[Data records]
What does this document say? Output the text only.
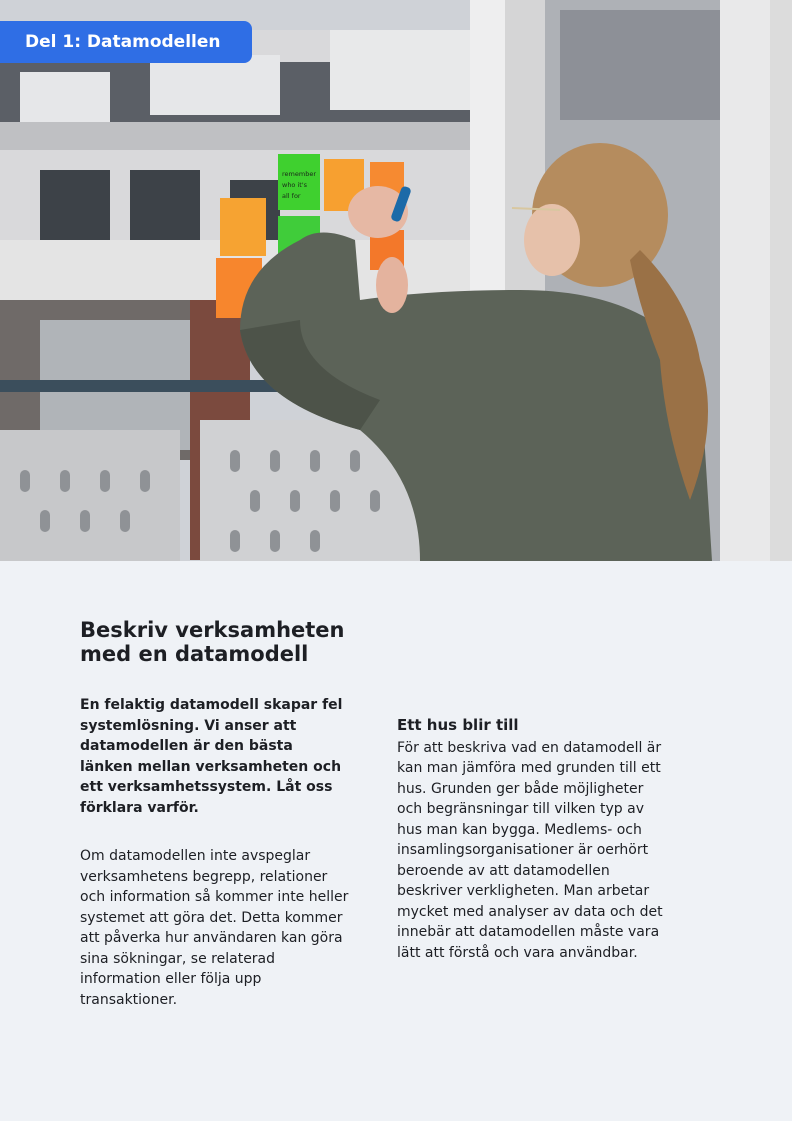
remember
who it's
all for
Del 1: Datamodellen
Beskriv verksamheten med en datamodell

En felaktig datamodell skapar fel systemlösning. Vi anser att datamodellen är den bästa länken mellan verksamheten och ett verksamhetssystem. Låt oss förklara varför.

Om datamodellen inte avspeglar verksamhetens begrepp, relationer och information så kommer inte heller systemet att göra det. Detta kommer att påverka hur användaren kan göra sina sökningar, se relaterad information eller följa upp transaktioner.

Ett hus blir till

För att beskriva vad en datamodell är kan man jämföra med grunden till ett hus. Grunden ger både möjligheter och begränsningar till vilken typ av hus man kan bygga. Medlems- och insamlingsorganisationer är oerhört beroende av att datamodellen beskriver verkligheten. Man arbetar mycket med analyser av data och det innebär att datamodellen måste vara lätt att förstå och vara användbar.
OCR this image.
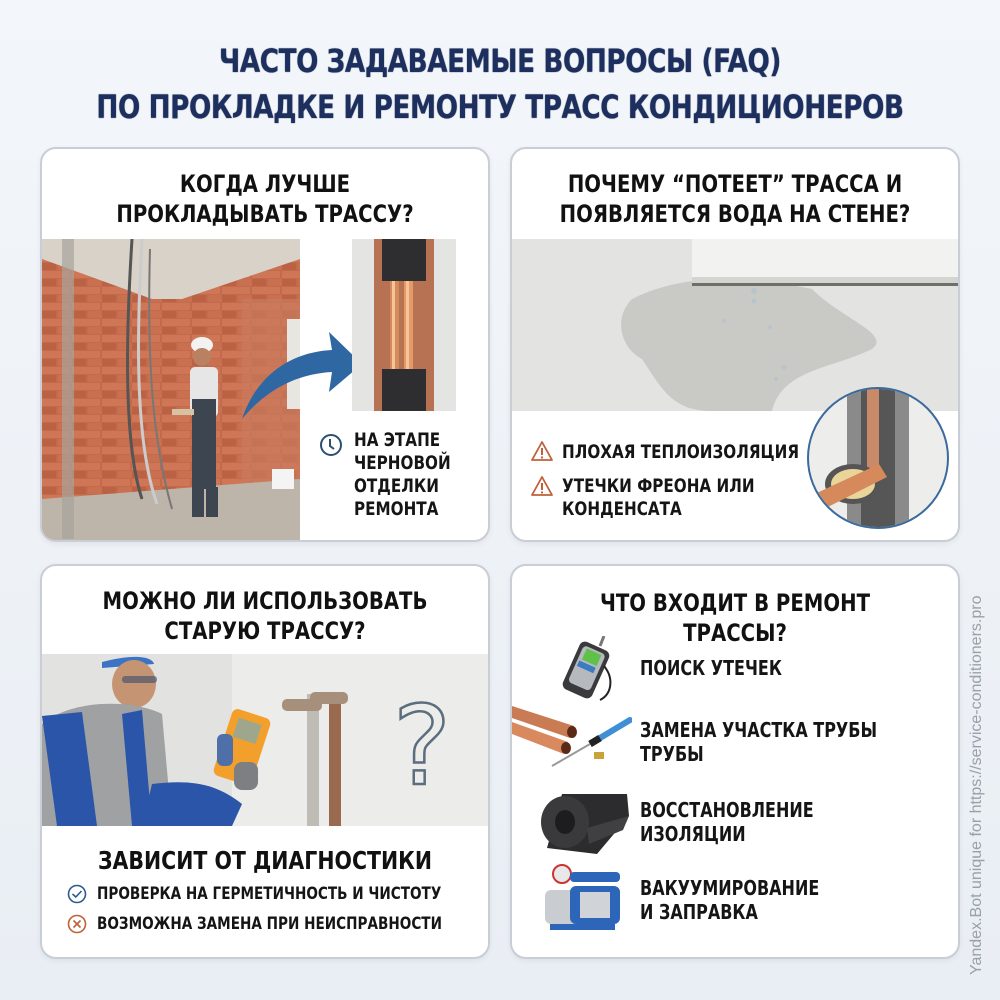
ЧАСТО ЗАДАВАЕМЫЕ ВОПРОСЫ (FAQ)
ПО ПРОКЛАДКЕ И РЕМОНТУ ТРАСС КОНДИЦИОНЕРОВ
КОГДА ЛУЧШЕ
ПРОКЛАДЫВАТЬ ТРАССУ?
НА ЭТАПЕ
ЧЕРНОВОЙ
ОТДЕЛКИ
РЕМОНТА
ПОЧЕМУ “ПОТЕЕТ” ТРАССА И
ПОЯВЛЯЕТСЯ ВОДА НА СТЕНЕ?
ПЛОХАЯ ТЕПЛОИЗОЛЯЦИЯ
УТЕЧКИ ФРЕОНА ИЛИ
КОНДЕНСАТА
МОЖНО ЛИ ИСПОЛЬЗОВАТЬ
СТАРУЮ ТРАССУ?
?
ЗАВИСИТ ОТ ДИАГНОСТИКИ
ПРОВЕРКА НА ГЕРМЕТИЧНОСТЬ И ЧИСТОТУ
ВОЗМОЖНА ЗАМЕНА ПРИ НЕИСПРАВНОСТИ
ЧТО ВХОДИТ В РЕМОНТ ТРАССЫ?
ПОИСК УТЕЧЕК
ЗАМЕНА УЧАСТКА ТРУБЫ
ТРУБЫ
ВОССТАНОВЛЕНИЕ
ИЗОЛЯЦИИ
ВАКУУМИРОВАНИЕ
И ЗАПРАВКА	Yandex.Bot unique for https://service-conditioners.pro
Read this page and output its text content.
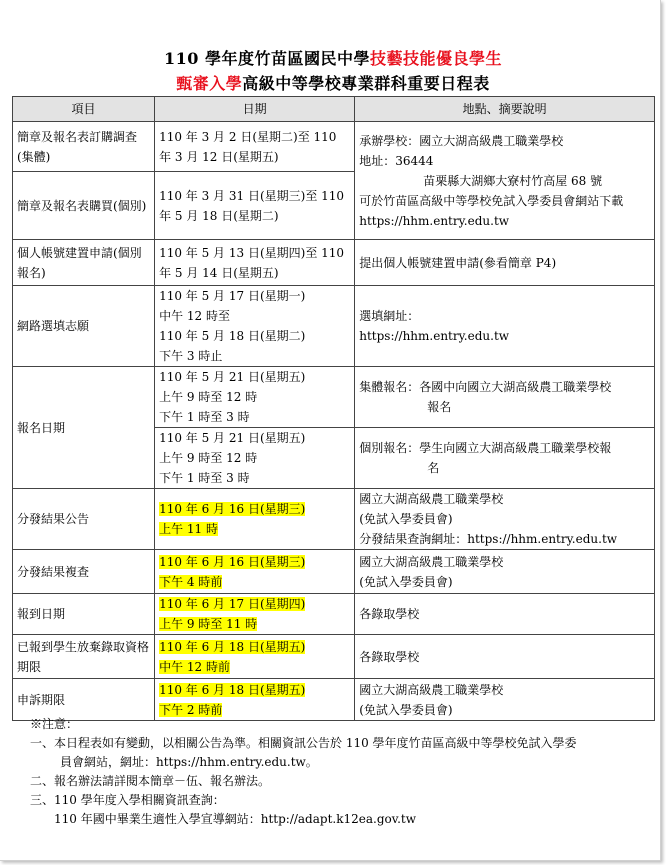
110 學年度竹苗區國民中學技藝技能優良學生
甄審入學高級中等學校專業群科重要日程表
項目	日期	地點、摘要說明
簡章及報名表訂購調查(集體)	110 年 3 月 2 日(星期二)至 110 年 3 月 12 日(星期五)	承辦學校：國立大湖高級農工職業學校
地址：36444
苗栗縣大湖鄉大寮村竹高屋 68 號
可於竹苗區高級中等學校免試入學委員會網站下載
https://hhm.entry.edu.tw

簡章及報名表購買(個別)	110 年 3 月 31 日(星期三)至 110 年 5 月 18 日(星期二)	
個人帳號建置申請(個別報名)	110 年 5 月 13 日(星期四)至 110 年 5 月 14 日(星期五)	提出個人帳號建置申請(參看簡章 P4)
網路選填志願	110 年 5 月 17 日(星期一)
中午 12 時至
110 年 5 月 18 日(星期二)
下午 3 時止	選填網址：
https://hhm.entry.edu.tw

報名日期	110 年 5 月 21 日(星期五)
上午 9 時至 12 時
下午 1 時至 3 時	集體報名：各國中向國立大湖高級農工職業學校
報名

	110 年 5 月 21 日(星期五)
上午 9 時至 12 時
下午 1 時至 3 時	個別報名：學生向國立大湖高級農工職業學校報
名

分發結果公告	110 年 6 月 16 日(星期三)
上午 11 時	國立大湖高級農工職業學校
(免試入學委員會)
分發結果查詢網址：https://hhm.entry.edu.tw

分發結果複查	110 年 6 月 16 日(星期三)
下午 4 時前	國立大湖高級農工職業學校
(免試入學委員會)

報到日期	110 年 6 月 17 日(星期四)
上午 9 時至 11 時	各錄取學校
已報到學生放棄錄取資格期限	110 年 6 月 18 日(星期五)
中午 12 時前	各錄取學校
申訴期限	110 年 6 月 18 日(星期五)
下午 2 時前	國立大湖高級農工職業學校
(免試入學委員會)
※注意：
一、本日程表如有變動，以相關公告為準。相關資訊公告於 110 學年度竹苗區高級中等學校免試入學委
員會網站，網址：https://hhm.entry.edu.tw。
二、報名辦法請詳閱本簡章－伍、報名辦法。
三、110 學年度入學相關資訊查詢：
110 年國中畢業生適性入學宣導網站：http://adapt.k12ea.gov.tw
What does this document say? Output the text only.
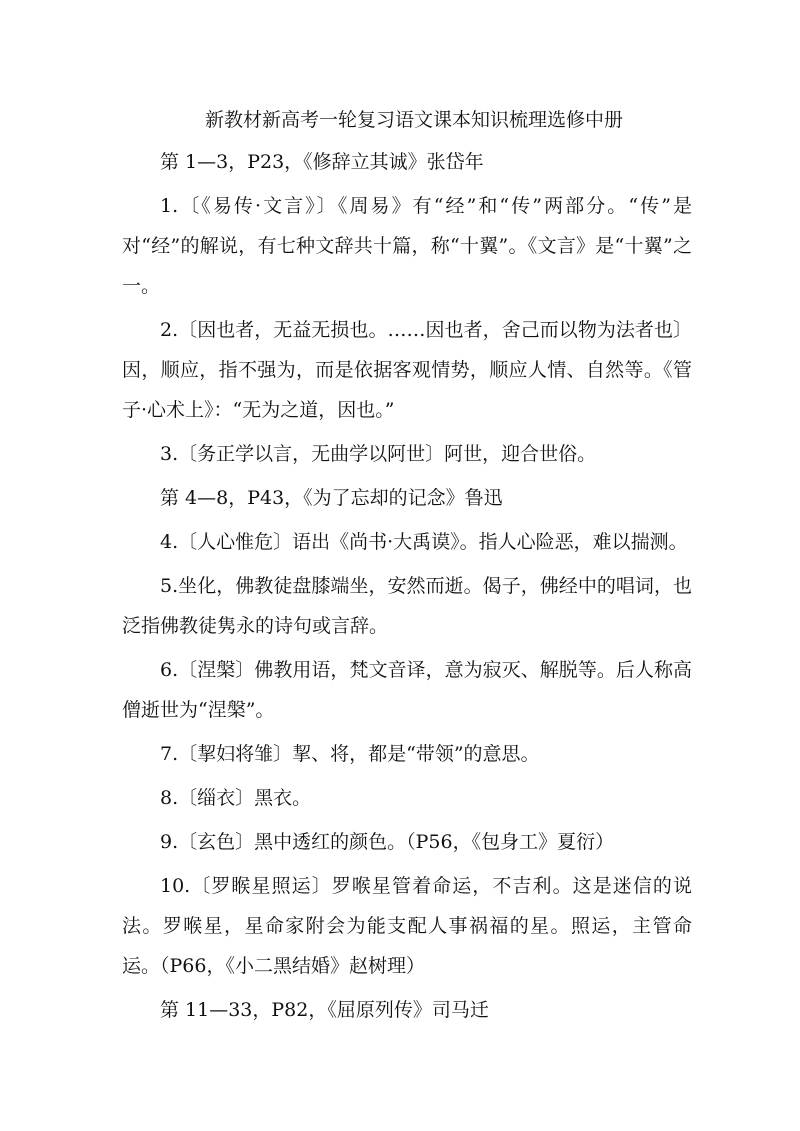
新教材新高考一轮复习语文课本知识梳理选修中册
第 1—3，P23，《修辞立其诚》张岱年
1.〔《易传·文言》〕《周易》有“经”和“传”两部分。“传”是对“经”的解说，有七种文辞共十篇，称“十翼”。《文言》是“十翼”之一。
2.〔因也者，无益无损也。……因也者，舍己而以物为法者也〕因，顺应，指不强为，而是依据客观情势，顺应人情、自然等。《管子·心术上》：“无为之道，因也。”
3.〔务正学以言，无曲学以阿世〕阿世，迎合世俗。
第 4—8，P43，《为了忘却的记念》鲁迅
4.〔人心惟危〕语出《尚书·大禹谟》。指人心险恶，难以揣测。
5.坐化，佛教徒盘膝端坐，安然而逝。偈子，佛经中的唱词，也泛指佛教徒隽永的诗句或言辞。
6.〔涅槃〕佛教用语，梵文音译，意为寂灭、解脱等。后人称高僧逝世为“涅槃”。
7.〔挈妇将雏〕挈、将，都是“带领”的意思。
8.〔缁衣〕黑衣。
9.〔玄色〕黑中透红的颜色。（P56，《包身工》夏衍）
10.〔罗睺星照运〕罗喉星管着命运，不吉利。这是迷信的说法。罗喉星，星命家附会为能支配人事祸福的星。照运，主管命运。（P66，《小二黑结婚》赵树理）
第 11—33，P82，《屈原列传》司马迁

§ **Exercise prompt**
Omit the pictures and reproduce the listing exactly.

§ **Solution to the problem**
What does this document say? Output the text only.
remember
who it's
all for
Del 1: Datamodellen
Beskriv verksamheten med en datamodell

En felaktig datamodell skapar fel systemlösning. Vi anser att datamodellen är den bästa länken mellan verksamheten och ett verksamhetssystem. Låt oss förklara varför.

Om datamodellen inte avspeglar verksamhetens begrepp, relationer och information så kommer inte heller systemet att göra det. Detta kommer att påverka hur användaren kan göra sina sökningar, se relaterad information eller följa upp transaktioner.

Ett hus blir till

För att beskriva vad en datamodell är kan man jämföra med grunden till ett hus. Grunden ger både möjligheter och begränsningar till vilken typ av hus man kan bygga. Medlems- och insamlingsorganisationer är oerhört beroende av att datamodellen beskriver verkligheten. Man arbetar mycket med analyser av data och det innebär att datamodellen måste vara lätt att förstå och vara användbar.
OCR this image.
ЧАСТО ЗАДАВАЕМЫЕ ВОПРОСЫ (FAQ)
ПО ПРОКЛАДКЕ И РЕМОНТУ ТРАСС КОНДИЦИОНЕРОВ
КОГДА ЛУЧШЕ
ПРОКЛАДЫВАТЬ ТРАССУ?
НА ЭТАПЕ
ЧЕРНОВОЙ
ОТДЕЛКИ
РЕМОНТА
ПОЧЕМУ “ПОТЕЕТ” ТРАССА И
ПОЯВЛЯЕТСЯ ВОДА НА СТЕНЕ?
ПЛОХАЯ ТЕПЛОИЗОЛЯЦИЯ
УТЕЧКИ ФРЕОНА ИЛИ
КОНДЕНСАТА
МОЖНО ЛИ ИСПОЛЬЗОВАТЬ
СТАРУЮ ТРАССУ?
?
ЗАВИСИТ ОТ ДИАГНОСТИКИ
ПРОВЕРКА НА ГЕРМЕТИЧНОСТЬ И ЧИСТОТУ
ВОЗМОЖНА ЗАМЕНА ПРИ НЕИСПРАВНОСТИ
ЧТО ВХОДИТ В РЕМОНТ ТРАССЫ?
ПОИСК УТЕЧЕК
ЗАМЕНА УЧАСТКА ТРУБЫ
ТРУБЫ
ВОССТАНОВЛЕНИЕ
ИЗОЛЯЦИИ
ВАКУУМИРОВАНИЕ
И ЗАПРАВКА	Yandex.Bot unique for https://service-conditioners.pro
Read this page and output its text content.
110 學年度竹苗區國民中學技藝技能優良學生
甄審入學高級中等學校專業群科重要日程表
項目	日期	地點、摘要說明
簡章及報名表訂購調查(集體)	110 年 3 月 2 日(星期二)至 110 年 3 月 12 日(星期五)	承辦學校：國立大湖高級農工職業學校
地址：36444
苗栗縣大湖鄉大寮村竹高屋 68 號
可於竹苗區高級中等學校免試入學委員會網站下載
https://hhm.entry.edu.tw

簡章及報名表購買(個別)	110 年 3 月 31 日(星期三)至 110 年 5 月 18 日(星期二)	
個人帳號建置申請(個別報名)	110 年 5 月 13 日(星期四)至 110 年 5 月 14 日(星期五)	提出個人帳號建置申請(參看簡章 P4)
網路選填志願	110 年 5 月 17 日(星期一)
中午 12 時至
110 年 5 月 18 日(星期二)
下午 3 時止	選填網址：
https://hhm.entry.edu.tw

報名日期	110 年 5 月 21 日(星期五)
上午 9 時至 12 時
下午 1 時至 3 時	集體報名：各國中向國立大湖高級農工職業學校
報名

	110 年 5 月 21 日(星期五)
上午 9 時至 12 時
下午 1 時至 3 時	個別報名：學生向國立大湖高級農工職業學校報
名

分發結果公告	110 年 6 月 16 日(星期三)
上午 11 時	國立大湖高級農工職業學校
(免試入學委員會)
分發結果查詢網址：https://hhm.entry.edu.tw

分發結果複查	110 年 6 月 16 日(星期三)
下午 4 時前	國立大湖高級農工職業學校
(免試入學委員會)

報到日期	110 年 6 月 17 日(星期四)
上午 9 時至 11 時	各錄取學校
已報到學生放棄錄取資格期限	110 年 6 月 18 日(星期五)
中午 12 時前	各錄取學校
申訴期限	110 年 6 月 18 日(星期五)
下午 2 時前	國立大湖高級農工職業學校
(免試入學委員會)
※注意：
一、本日程表如有變動，以相關公告為準。相關資訊公告於 110 學年度竹苗區高級中等學校免試入學委
員會網站，網址：https://hhm.entry.edu.tw。
二、報名辦法請詳閱本簡章－伍、報名辦法。
三、110 學年度入學相關資訊查詢：
110 年國中畢業生適性入學宣導網站：http://adapt.k12ea.gov.tw
What does this document say? Output the text only.
新教材新高考一轮复习语文课本知识梳理选修中册
第 1—3，P23，《修辞立其诚》张岱年
1.〔《易传·文言》〕《周易》有“经”和“传”两部分。“传”是对“经”的解说，有七种文辞共十篇，称“十翼”。《文言》是“十翼”之一。
2.〔因也者，无益无损也。……因也者，舍己而以物为法者也〕因，顺应，指不强为，而是依据客观情势，顺应人情、自然等。《管子·心术上》：“无为之道，因也。”
3.〔务正学以言，无曲学以阿世〕阿世，迎合世俗。
第 4—8，P43，《为了忘却的记念》鲁迅
4.〔人心惟危〕语出《尚书·大禹谟》。指人心险恶，难以揣测。
5.坐化，佛教徒盘膝端坐，安然而逝。偈子，佛经中的唱词，也泛指佛教徒隽永的诗句或言辞。
6.〔涅槃〕佛教用语，梵文音译，意为寂灭、解脱等。后人称高僧逝世为“涅槃”。
7.〔挈妇将雏〕挈、将，都是“带领”的意思。
8.〔缁衣〕黑衣。
9.〔玄色〕黑中透红的颜色。（P56，《包身工》夏衍）
10.〔罗睺星照运〕罗喉星管着命运，不吉利。这是迷信的说法。罗喉星，星命家附会为能支配人事祸福的星。照运，主管命运。（P66，《小二黑结婚》赵树理）
第 11—33，P82，《屈原列传》司马迁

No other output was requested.